-- BEGIN Dataset --
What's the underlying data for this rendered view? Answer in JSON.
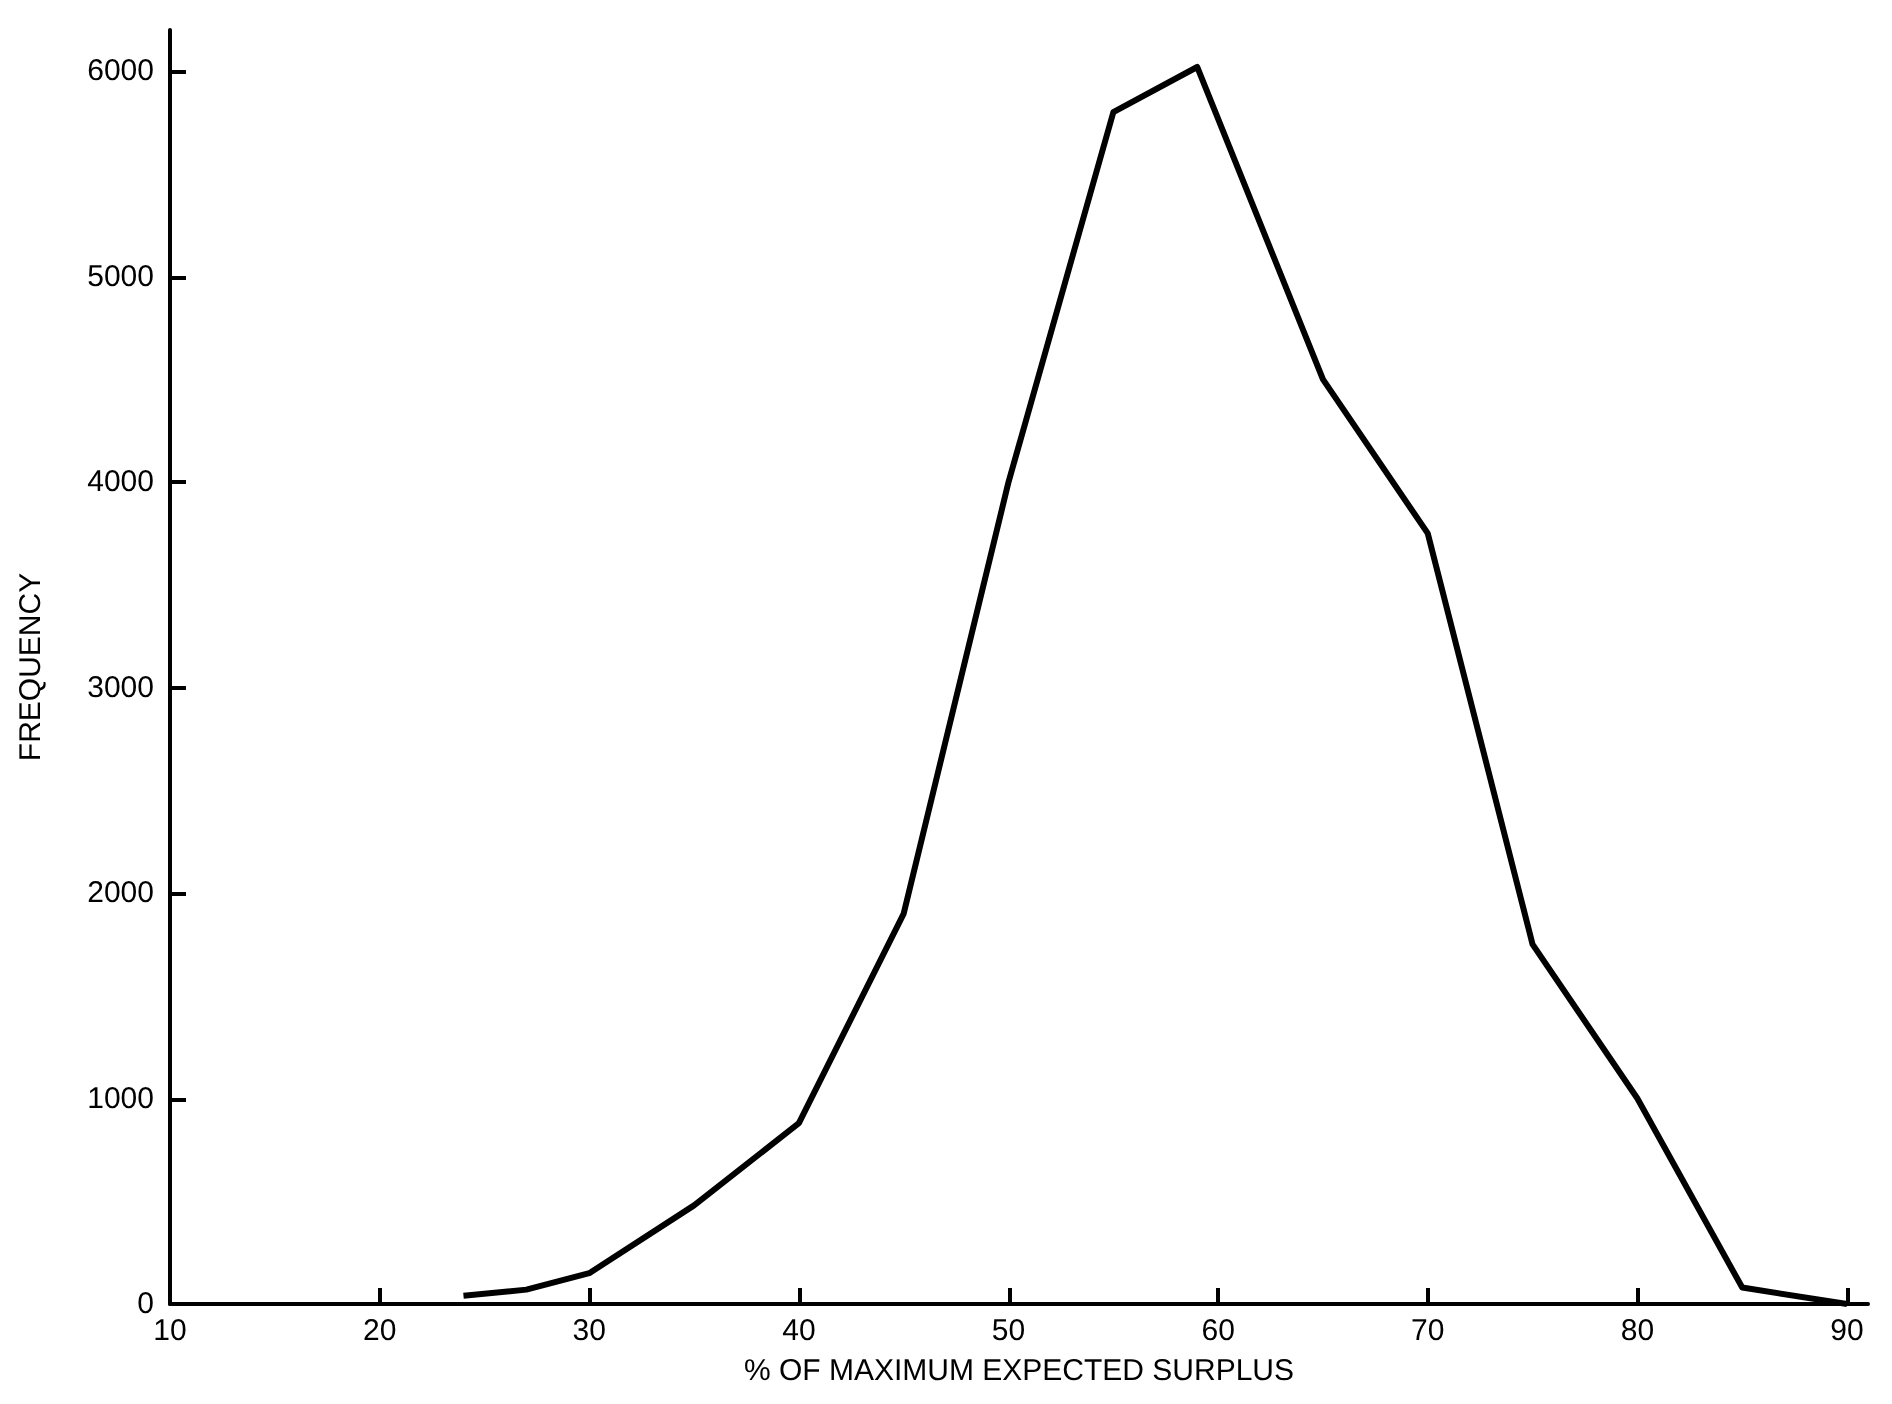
{
  "chart_data": {
    "type": "line",
    "xlabel": "% OF MAXIMUM EXPECTED SURPLUS",
    "ylabel": "FREQUENCY",
    "x": [
      24,
      27,
      30,
      35,
      40,
      45,
      50,
      55,
      59,
      65,
      70,
      75,
      80,
      85,
      90
    ],
    "series": [
      {
        "color": "#000000",
        "values": [
          40,
          70,
          150,
          480,
          880,
          1900,
          4000,
          5800,
          6020,
          4500,
          3750,
          1750,
          1000,
          80,
          0
        ]
      }
    ],
    "xlim": [
      10,
      91
    ],
    "xticks": [
      10,
      20,
      30,
      40,
      50,
      60,
      70,
      80,
      90
    ],
    "ylim": [
      0,
      6200
    ],
    "yticks": [
      0,
      1000,
      2000,
      3000,
      4000,
      5000,
      6000
    ],
    "grid": false,
    "marker": "none",
    "line_style": "solid"
  }
}
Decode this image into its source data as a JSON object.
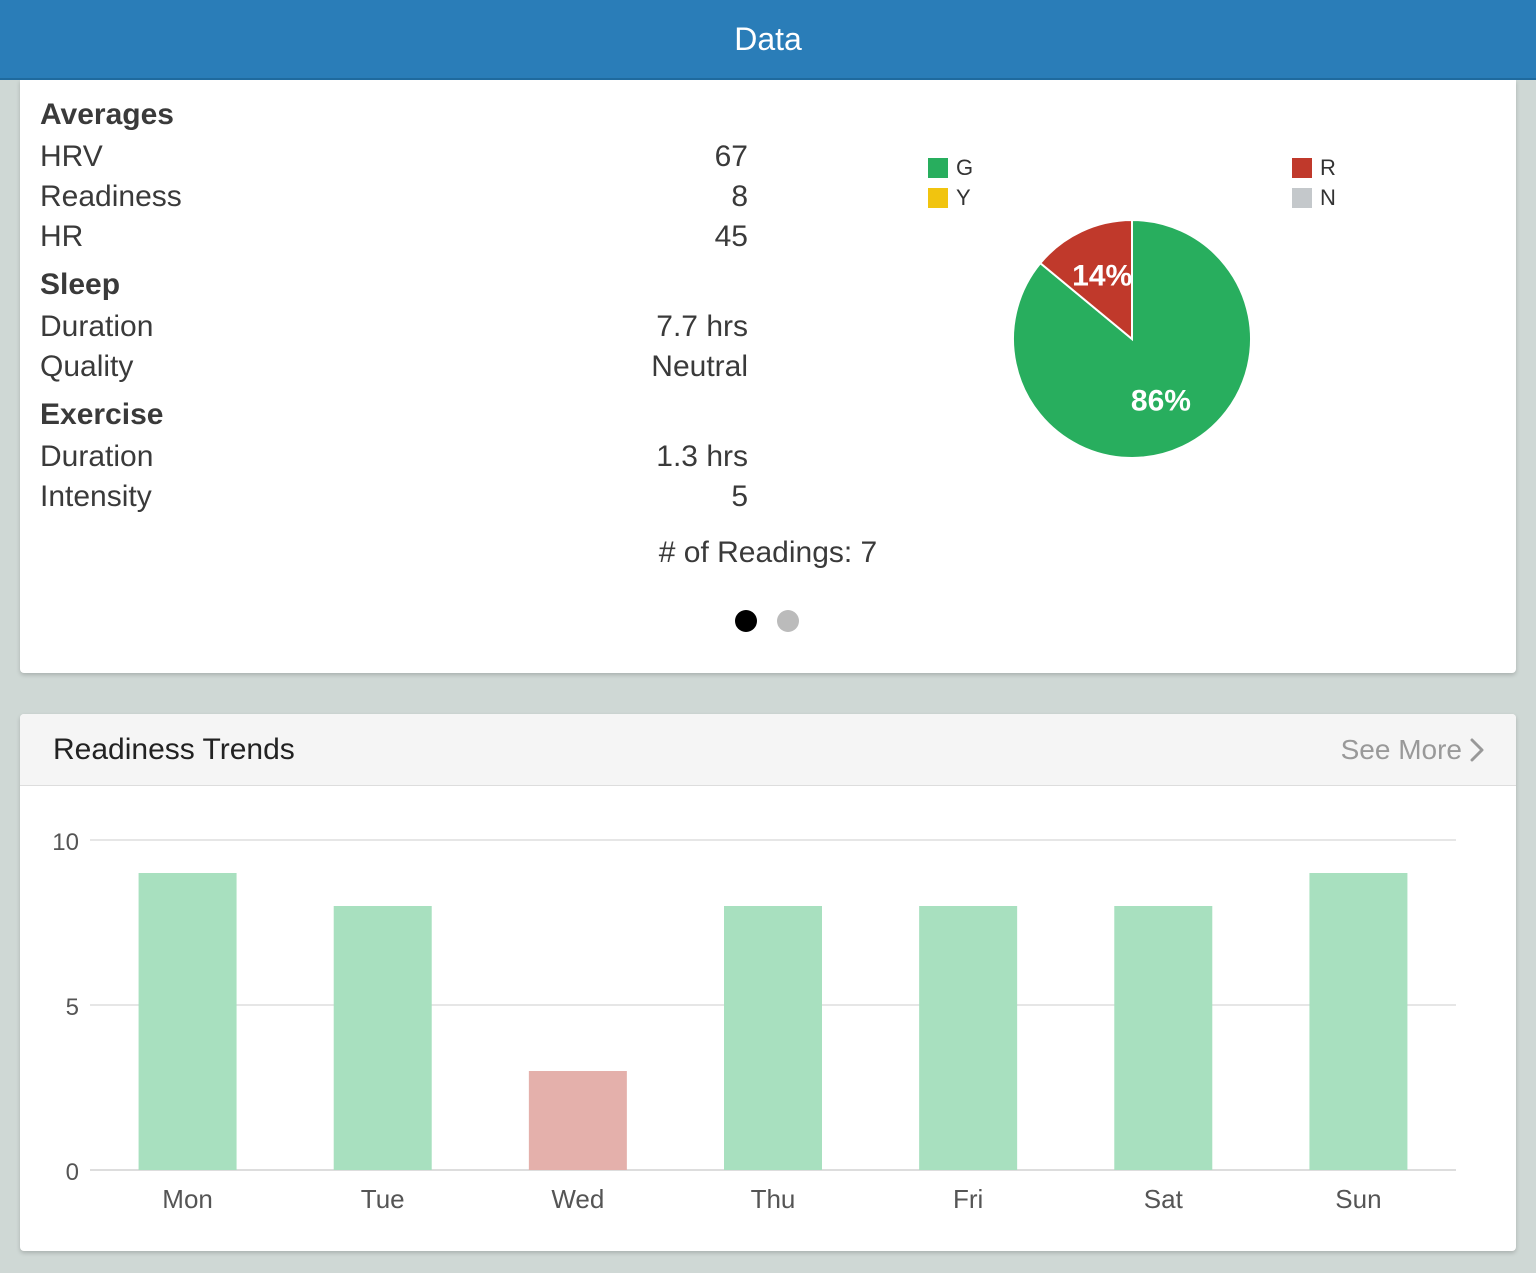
{
  "header": {
    "title": "Data"
  },
  "averages": {
    "title": "Averages",
    "rows": [
      {
        "label": "HRV",
        "value": "67"
      },
      {
        "label": "Readiness",
        "value": "8"
      },
      {
        "label": "HR",
        "value": "45"
      }
    ]
  },
  "sleep": {
    "title": "Sleep",
    "rows": [
      {
        "label": "Duration",
        "value": "7.7 hrs"
      },
      {
        "label": "Quality",
        "value": "Neutral"
      }
    ]
  },
  "exercise": {
    "title": "Exercise",
    "rows": [
      {
        "label": "Duration",
        "value": "1.3 hrs"
      },
      {
        "label": "Intensity",
        "value": "5"
      }
    ]
  },
  "readings": {
    "text": "# of Readings: 7"
  },
  "pager": {
    "count": 2,
    "active": 0
  },
  "colors": {
    "green": "#28ae5e",
    "red": "#c0392b",
    "yellow": "#f1c40f",
    "gray": "#c4c8cb",
    "bar_green": "#a8e0bf",
    "bar_red": "#e4b0ab",
    "navbar": "#2a7db8"
  },
  "trends": {
    "title": "Readiness Trends",
    "see_more": "See More",
    "see_more_icon": "chevron-right-icon"
  },
  "chart_data": [
    {
      "type": "pie",
      "legend": [
        {
          "label": "G",
          "color": "#28ae5e"
        },
        {
          "label": "Y",
          "color": "#f1c40f"
        },
        {
          "label": "R",
          "color": "#c0392b"
        },
        {
          "label": "N",
          "color": "#c4c8cb"
        }
      ],
      "slices": [
        {
          "label": "G",
          "value": 86,
          "display": "86%",
          "color": "#28ae5e"
        },
        {
          "label": "R",
          "value": 14,
          "display": "14%",
          "color": "#c0392b"
        }
      ]
    },
    {
      "type": "bar",
      "categories": [
        "Mon",
        "Tue",
        "Wed",
        "Thu",
        "Fri",
        "Sat",
        "Sun"
      ],
      "values": [
        9,
        8,
        3,
        8,
        8,
        8,
        9
      ],
      "bar_colors": [
        "#a8e0bf",
        "#a8e0bf",
        "#e4b0ab",
        "#a8e0bf",
        "#a8e0bf",
        "#a8e0bf",
        "#a8e0bf"
      ],
      "ylim": [
        0,
        10
      ],
      "yticks": [
        0,
        5,
        10
      ],
      "grid": true
    }
  ]
}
-- END Dataset --
What you will do: Single out each line of the records above with the string "JSON" in it, and copy it.

Full answer:
What's the underlying data for this rendered view? Answer in JSON.
Decode this image into its source data as a JSON object.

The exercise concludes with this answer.